## What is asked
Copy out only those lines running from the line with "Parse this chart and return its data as JSON." to the end of the listing, keeping each one exactly as it is.

========

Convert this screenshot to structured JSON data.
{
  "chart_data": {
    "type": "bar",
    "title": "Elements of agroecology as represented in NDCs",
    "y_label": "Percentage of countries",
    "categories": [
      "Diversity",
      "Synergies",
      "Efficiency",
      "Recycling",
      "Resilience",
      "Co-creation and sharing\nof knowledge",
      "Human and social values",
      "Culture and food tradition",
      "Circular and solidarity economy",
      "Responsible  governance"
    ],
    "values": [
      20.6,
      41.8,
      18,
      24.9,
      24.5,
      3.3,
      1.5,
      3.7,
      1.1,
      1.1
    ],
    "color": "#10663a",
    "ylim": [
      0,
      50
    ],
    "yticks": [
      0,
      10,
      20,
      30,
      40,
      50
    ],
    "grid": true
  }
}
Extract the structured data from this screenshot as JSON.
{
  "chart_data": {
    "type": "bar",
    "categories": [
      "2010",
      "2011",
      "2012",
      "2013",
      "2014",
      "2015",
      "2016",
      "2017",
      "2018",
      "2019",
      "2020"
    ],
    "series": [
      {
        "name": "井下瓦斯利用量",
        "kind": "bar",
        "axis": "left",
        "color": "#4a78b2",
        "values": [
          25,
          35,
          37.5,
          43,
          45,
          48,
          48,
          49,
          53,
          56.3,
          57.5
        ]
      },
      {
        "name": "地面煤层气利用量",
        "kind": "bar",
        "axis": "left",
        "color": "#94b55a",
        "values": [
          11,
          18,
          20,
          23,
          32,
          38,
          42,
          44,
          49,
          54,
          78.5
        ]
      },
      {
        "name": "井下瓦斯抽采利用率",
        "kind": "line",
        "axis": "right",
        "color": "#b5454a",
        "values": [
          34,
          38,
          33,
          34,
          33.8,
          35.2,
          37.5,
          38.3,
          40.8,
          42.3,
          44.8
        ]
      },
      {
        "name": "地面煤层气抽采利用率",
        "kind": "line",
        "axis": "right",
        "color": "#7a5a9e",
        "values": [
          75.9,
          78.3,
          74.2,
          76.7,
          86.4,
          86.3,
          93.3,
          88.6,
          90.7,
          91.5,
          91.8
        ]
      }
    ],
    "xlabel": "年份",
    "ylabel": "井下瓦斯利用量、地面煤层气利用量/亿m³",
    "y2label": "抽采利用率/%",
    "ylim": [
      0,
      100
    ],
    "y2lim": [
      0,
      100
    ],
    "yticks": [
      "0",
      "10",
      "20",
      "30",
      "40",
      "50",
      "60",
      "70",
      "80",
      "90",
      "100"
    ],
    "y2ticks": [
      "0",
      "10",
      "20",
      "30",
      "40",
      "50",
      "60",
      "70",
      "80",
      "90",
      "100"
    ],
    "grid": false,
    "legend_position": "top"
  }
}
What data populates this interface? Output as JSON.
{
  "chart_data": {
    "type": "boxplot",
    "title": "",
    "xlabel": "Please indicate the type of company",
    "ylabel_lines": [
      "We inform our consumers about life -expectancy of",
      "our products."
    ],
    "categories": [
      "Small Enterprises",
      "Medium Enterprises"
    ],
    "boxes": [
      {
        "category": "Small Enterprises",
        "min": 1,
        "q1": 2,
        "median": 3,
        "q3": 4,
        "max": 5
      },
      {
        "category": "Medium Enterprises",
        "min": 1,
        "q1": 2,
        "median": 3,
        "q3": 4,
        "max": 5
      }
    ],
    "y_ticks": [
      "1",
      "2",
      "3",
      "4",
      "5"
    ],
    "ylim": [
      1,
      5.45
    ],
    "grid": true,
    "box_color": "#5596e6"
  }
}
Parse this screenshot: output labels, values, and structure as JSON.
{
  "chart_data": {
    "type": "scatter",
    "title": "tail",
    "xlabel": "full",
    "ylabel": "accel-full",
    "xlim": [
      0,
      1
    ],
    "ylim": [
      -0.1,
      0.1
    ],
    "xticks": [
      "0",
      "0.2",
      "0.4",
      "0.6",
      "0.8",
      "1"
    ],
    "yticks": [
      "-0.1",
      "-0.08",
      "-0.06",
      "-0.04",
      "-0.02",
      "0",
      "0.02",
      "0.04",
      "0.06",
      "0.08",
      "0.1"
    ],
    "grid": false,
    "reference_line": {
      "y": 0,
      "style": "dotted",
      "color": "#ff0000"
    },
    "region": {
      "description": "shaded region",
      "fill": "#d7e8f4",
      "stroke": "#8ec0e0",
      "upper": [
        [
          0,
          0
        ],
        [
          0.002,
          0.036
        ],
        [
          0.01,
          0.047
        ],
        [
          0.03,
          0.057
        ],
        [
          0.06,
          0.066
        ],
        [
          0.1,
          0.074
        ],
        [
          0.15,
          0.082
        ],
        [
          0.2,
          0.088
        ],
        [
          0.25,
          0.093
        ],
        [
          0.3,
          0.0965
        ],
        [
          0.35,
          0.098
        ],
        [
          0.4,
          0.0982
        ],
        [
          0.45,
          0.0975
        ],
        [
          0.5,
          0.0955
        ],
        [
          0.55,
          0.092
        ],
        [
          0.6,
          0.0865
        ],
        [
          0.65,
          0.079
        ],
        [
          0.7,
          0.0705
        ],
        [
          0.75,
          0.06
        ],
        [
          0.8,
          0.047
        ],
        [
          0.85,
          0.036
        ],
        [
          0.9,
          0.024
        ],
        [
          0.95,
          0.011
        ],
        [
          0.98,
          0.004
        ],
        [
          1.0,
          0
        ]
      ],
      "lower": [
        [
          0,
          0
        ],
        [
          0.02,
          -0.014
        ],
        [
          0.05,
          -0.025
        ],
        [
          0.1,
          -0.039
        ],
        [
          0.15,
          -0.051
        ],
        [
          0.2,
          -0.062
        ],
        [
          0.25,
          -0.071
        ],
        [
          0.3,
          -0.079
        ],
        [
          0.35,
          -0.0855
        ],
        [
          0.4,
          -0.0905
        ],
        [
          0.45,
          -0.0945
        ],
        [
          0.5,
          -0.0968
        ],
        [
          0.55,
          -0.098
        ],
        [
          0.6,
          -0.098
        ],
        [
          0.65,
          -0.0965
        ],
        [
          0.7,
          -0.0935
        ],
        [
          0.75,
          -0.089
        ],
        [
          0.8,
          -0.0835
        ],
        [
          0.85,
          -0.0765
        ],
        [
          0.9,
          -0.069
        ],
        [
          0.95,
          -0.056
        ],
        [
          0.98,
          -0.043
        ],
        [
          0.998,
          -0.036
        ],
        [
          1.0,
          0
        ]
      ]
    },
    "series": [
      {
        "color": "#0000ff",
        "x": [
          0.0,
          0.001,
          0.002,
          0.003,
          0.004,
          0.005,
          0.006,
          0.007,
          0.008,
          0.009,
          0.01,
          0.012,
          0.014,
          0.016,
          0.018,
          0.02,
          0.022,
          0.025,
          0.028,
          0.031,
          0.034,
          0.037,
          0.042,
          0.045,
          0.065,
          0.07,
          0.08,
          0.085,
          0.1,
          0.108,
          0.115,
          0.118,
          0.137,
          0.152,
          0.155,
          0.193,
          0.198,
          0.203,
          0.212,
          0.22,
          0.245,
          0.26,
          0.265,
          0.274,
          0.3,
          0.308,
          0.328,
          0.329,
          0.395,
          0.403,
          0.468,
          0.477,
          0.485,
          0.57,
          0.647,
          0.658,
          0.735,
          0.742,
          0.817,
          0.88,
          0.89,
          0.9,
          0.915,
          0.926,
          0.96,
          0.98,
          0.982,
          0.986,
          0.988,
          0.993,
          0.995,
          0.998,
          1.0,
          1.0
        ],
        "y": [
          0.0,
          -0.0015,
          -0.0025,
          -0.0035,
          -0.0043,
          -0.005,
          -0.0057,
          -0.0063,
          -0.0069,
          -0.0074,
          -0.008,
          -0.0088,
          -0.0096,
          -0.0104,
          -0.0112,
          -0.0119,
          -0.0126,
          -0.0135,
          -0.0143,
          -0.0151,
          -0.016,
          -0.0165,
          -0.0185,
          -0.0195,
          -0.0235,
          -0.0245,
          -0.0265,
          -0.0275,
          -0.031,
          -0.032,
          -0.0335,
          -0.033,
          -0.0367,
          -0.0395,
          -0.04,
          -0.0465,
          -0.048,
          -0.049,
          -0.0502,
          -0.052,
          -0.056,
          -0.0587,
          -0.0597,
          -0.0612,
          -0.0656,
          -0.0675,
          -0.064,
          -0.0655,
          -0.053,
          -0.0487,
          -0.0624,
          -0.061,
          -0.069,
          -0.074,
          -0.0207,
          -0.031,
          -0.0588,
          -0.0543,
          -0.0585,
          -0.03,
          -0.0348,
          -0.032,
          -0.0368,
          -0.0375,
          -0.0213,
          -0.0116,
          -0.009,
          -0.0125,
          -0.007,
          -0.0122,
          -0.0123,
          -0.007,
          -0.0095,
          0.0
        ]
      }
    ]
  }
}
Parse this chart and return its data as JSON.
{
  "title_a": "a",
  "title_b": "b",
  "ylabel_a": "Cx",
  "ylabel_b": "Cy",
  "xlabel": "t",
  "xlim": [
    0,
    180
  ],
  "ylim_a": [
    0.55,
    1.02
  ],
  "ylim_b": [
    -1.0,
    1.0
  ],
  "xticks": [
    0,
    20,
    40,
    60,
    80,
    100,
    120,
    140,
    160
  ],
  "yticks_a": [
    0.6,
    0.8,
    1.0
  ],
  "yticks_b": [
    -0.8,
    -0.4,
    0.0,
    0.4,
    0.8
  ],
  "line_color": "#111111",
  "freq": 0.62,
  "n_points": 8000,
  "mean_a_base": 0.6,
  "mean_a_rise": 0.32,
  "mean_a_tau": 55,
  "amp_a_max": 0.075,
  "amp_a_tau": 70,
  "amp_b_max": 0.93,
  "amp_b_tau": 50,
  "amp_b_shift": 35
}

========

## Result of the exercise
Parse this chart and return its data as JSON.
{
  "title_a": "a",
  "title_b": "b",
  "ylabel_a": "Cx",
  "ylabel_b": "Cy",
  "xlabel": "t",
  "xlim": [
    0,
    180
  ],
  "ylim_a": [
    0.55,
    1.02
  ],
  "ylim_b": [
    -1.0,
    1.0
  ],
  "xticks": [
    0,
    20,
    40,
    60,
    80,
    100,
    120,
    140,
    160
  ],
  "yticks_a": [
    0.6,
    0.8,
    1.0
  ],
  "yticks_b": [
    -0.8,
    -0.4,
    0.0,
    0.4,
    0.8
  ],
  "line_color": "#111111",
  "freq": 0.62,
  "n_points": 8000,
  "mean_a_base": 0.6,
  "mean_a_rise": 0.32,
  "mean_a_tau": 55,
  "amp_a_max": 0.075,
  "amp_a_tau": 70,
  "amp_b_max": 0.93,
  "amp_b_tau": 50,
  "amp_b_shift": 35
}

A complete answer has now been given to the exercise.